■ TASK TO CARRY OUT
Write down each entry again, exactly as it reads.
>>>>
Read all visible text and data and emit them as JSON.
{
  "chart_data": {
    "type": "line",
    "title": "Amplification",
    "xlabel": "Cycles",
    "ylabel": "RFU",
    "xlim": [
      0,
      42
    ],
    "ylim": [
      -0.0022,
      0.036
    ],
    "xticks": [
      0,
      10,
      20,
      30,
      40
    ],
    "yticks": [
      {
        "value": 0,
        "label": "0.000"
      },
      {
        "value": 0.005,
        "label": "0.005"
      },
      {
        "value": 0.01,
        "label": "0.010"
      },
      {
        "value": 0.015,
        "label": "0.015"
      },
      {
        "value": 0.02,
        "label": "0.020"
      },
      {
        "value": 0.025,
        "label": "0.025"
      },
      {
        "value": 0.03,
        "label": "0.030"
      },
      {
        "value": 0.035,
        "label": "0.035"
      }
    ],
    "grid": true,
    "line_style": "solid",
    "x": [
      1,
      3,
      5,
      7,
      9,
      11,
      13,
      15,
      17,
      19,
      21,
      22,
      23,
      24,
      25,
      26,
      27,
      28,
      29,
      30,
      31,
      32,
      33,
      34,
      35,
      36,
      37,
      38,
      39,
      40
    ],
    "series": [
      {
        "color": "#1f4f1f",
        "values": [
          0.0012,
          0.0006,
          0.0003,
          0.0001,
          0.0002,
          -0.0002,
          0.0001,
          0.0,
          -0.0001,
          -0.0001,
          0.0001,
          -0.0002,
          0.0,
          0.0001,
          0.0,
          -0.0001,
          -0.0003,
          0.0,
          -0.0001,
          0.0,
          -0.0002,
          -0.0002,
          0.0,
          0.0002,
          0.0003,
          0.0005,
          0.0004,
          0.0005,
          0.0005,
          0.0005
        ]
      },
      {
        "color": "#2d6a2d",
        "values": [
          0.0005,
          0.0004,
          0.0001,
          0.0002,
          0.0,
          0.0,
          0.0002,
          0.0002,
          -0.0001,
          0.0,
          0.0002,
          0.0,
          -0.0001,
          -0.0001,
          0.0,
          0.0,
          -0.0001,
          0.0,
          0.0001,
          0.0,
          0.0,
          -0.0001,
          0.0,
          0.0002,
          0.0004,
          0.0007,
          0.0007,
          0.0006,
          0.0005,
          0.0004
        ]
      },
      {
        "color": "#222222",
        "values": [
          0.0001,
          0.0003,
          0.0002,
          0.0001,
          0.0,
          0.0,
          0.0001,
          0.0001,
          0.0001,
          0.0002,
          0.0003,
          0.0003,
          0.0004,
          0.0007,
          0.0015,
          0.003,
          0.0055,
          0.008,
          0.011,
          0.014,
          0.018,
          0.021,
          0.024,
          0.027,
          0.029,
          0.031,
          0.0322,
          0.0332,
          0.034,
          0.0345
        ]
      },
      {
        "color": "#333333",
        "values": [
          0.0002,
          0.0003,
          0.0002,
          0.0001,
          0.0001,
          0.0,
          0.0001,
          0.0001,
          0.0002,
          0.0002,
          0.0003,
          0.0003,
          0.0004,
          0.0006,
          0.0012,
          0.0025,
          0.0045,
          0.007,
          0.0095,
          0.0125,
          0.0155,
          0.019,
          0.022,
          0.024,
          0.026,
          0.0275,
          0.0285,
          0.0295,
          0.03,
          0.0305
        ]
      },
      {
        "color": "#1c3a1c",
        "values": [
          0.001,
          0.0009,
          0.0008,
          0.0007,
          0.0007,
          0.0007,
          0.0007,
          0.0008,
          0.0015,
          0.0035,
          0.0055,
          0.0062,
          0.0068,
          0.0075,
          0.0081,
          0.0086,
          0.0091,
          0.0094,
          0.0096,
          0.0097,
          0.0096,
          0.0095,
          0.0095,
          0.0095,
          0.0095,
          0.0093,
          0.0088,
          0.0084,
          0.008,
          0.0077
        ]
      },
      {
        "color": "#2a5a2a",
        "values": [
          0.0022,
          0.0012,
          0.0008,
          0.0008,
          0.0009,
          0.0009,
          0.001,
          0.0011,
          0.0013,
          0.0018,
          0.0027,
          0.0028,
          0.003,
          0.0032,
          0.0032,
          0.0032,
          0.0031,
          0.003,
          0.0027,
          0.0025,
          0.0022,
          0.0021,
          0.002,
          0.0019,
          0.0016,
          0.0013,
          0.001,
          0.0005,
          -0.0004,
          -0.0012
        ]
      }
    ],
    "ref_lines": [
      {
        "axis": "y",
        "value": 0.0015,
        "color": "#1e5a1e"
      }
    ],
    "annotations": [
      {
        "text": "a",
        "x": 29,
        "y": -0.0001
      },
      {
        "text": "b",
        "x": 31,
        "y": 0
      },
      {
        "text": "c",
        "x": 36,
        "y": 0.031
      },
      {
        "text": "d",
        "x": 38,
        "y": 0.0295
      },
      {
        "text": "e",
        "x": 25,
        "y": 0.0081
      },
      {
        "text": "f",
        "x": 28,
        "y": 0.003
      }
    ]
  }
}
<<<<
■ ANSWER TO THE PROBLEM
Read all visible text and data and emit them as JSON.
{
  "chart_data": {
    "type": "line",
    "title": "Amplification",
    "xlabel": "Cycles",
    "ylabel": "RFU",
    "xlim": [
      0,
      42
    ],
    "ylim": [
      -0.0022,
      0.036
    ],
    "xticks": [
      0,
      10,
      20,
      30,
      40
    ],
    "yticks": [
      {
        "value": 0,
        "label": "0.000"
      },
      {
        "value": 0.005,
        "label": "0.005"
      },
      {
        "value": 0.01,
        "label": "0.010"
      },
      {
        "value": 0.015,
        "label": "0.015"
      },
      {
        "value": 0.02,
        "label": "0.020"
      },
      {
        "value": 0.025,
        "label": "0.025"
      },
      {
        "value": 0.03,
        "label": "0.030"
      },
      {
        "value": 0.035,
        "label": "0.035"
      }
    ],
    "grid": true,
    "line_style": "solid",
    "x": [
      1,
      3,
      5,
      7,
      9,
      11,
      13,
      15,
      17,
      19,
      21,
      22,
      23,
      24,
      25,
      26,
      27,
      28,
      29,
      30,
      31,
      32,
      33,
      34,
      35,
      36,
      37,
      38,
      39,
      40
    ],
    "series": [
      {
        "color": "#1f4f1f",
        "values": [
          0.0012,
          0.0006,
          0.0003,
          0.0001,
          0.0002,
          -0.0002,
          0.0001,
          0.0,
          -0.0001,
          -0.0001,
          0.0001,
          -0.0002,
          0.0,
          0.0001,
          0.0,
          -0.0001,
          -0.0003,
          0.0,
          -0.0001,
          0.0,
          -0.0002,
          -0.0002,
          0.0,
          0.0002,
          0.0003,
          0.0005,
          0.0004,
          0.0005,
          0.0005,
          0.0005
        ]
      },
      {
        "color": "#2d6a2d",
        "values": [
          0.0005,
          0.0004,
          0.0001,
          0.0002,
          0.0,
          0.0,
          0.0002,
          0.0002,
          -0.0001,
          0.0,
          0.0002,
          0.0,
          -0.0001,
          -0.0001,
          0.0,
          0.0,
          -0.0001,
          0.0,
          0.0001,
          0.0,
          0.0,
          -0.0001,
          0.0,
          0.0002,
          0.0004,
          0.0007,
          0.0007,
          0.0006,
          0.0005,
          0.0004
        ]
      },
      {
        "color": "#222222",
        "values": [
          0.0001,
          0.0003,
          0.0002,
          0.0001,
          0.0,
          0.0,
          0.0001,
          0.0001,
          0.0001,
          0.0002,
          0.0003,
          0.0003,
          0.0004,
          0.0007,
          0.0015,
          0.003,
          0.0055,
          0.008,
          0.011,
          0.014,
          0.018,
          0.021,
          0.024,
          0.027,
          0.029,
          0.031,
          0.0322,
          0.0332,
          0.034,
          0.0345
        ]
      },
      {
        "color": "#333333",
        "values": [
          0.0002,
          0.0003,
          0.0002,
          0.0001,
          0.0001,
          0.0,
          0.0001,
          0.0001,
          0.0002,
          0.0002,
          0.0003,
          0.0003,
          0.0004,
          0.0006,
          0.0012,
          0.0025,
          0.0045,
          0.007,
          0.0095,
          0.0125,
          0.0155,
          0.019,
          0.022,
          0.024,
          0.026,
          0.0275,
          0.0285,
          0.0295,
          0.03,
          0.0305
        ]
      },
      {
        "color": "#1c3a1c",
        "values": [
          0.001,
          0.0009,
          0.0008,
          0.0007,
          0.0007,
          0.0007,
          0.0007,
          0.0008,
          0.0015,
          0.0035,
          0.0055,
          0.0062,
          0.0068,
          0.0075,
          0.0081,
          0.0086,
          0.0091,
          0.0094,
          0.0096,
          0.0097,
          0.0096,
          0.0095,
          0.0095,
          0.0095,
          0.0095,
          0.0093,
          0.0088,
          0.0084,
          0.008,
          0.0077
        ]
      },
      {
        "color": "#2a5a2a",
        "values": [
          0.0022,
          0.0012,
          0.0008,
          0.0008,
          0.0009,
          0.0009,
          0.001,
          0.0011,
          0.0013,
          0.0018,
          0.0027,
          0.0028,
          0.003,
          0.0032,
          0.0032,
          0.0032,
          0.0031,
          0.003,
          0.0027,
          0.0025,
          0.0022,
          0.0021,
          0.002,
          0.0019,
          0.0016,
          0.0013,
          0.001,
          0.0005,
          -0.0004,
          -0.0012
        ]
      }
    ],
    "ref_lines": [
      {
        "axis": "y",
        "value": 0.0015,
        "color": "#1e5a1e"
      }
    ],
    "annotations": [
      {
        "text": "a",
        "x": 29,
        "y": -0.0001
      },
      {
        "text": "b",
        "x": 31,
        "y": 0
      },
      {
        "text": "c",
        "x": 36,
        "y": 0.031
      },
      {
        "text": "d",
        "x": 38,
        "y": 0.0295
      },
      {
        "text": "e",
        "x": 25,
        "y": 0.0081
      },
      {
        "text": "f",
        "x": 28,
        "y": 0.003
      }
    ]
  }
}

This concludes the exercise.